- To do
From the entries that follow, pick out all lines holding "this".

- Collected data
==========
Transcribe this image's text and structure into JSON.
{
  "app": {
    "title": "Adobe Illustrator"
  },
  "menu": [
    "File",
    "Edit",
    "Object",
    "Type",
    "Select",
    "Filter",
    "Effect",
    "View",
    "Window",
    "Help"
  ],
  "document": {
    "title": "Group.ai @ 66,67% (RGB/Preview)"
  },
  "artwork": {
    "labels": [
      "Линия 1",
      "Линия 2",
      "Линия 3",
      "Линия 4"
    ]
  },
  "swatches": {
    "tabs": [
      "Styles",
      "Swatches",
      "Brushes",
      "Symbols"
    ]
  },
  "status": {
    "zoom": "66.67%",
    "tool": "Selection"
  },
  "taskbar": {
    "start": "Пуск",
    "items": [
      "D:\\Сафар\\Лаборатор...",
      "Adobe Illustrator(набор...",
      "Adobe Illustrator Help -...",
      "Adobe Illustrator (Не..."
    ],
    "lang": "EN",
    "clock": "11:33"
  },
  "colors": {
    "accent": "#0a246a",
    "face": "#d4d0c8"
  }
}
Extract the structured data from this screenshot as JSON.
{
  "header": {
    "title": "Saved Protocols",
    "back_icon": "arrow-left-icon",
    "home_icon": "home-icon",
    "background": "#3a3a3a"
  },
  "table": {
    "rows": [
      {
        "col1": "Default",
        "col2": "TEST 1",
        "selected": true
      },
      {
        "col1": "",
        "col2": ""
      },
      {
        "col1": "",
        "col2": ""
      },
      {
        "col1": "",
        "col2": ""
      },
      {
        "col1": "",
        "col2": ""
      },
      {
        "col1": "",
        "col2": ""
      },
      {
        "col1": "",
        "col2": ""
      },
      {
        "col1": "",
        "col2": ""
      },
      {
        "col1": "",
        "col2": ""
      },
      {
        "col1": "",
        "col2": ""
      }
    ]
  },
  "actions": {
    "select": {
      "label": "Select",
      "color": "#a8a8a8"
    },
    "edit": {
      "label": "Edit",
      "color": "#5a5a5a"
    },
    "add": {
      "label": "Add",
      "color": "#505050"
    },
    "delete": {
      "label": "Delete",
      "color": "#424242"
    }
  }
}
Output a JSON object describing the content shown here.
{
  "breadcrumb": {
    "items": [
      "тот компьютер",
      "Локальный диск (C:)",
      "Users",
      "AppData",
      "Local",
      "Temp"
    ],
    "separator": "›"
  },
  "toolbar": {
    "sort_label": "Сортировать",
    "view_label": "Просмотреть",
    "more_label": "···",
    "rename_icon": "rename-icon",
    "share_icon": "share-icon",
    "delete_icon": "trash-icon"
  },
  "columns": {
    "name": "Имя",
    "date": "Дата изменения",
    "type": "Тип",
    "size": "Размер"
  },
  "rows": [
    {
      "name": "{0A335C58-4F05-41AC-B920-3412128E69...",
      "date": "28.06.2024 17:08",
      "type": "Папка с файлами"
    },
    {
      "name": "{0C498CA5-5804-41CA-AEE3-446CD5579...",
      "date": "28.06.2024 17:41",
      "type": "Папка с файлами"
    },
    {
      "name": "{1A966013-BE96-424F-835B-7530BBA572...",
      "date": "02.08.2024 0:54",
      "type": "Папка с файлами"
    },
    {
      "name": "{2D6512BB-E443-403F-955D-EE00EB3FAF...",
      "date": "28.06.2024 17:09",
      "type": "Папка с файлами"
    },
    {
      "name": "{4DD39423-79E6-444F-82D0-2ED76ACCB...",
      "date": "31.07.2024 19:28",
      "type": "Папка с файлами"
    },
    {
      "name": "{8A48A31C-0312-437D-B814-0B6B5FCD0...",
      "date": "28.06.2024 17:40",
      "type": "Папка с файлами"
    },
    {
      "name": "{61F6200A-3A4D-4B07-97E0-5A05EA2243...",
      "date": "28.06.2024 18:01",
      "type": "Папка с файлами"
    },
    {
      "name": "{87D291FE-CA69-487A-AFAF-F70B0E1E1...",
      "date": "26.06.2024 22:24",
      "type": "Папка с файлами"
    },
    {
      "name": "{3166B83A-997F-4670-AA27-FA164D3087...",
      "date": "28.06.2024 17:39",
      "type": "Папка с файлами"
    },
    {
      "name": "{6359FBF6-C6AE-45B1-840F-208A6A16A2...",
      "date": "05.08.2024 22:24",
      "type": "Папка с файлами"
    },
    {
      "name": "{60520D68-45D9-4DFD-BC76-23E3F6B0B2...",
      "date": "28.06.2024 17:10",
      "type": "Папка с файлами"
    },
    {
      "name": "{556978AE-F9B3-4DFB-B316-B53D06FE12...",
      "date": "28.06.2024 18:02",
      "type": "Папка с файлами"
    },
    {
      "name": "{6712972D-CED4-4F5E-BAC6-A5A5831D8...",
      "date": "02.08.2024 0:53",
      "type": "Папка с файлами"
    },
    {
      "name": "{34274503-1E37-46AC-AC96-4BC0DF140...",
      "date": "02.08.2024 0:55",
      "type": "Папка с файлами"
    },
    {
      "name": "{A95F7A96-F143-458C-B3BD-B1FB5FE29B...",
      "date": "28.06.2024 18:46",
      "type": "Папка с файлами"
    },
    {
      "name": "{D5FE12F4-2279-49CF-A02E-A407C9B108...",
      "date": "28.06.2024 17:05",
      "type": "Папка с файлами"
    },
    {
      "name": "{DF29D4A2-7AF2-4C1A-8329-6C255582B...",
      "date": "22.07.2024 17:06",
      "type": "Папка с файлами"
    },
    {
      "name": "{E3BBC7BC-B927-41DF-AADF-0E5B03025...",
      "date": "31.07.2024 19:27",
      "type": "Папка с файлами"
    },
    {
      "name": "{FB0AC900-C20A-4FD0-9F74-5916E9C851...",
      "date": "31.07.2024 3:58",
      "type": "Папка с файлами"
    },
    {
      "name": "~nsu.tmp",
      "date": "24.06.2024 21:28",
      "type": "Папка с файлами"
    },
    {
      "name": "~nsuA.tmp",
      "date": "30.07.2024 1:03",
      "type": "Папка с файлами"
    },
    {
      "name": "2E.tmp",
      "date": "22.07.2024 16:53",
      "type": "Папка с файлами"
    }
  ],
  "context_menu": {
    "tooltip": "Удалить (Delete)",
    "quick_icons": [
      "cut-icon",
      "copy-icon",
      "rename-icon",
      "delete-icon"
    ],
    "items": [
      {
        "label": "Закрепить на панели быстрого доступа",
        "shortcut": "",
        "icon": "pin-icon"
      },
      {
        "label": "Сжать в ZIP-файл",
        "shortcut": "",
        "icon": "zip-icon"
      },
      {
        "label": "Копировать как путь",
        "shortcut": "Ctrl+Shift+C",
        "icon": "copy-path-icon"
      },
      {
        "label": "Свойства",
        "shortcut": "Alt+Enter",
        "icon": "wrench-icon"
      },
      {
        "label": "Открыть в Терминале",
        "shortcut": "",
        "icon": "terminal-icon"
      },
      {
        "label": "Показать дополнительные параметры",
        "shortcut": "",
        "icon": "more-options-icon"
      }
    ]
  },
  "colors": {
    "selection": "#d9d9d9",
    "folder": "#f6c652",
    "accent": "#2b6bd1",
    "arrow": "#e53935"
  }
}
==========
- Exercise solution
Transcribe this image's text and structure into JSON.
Extract the structured data from this screenshot as JSON.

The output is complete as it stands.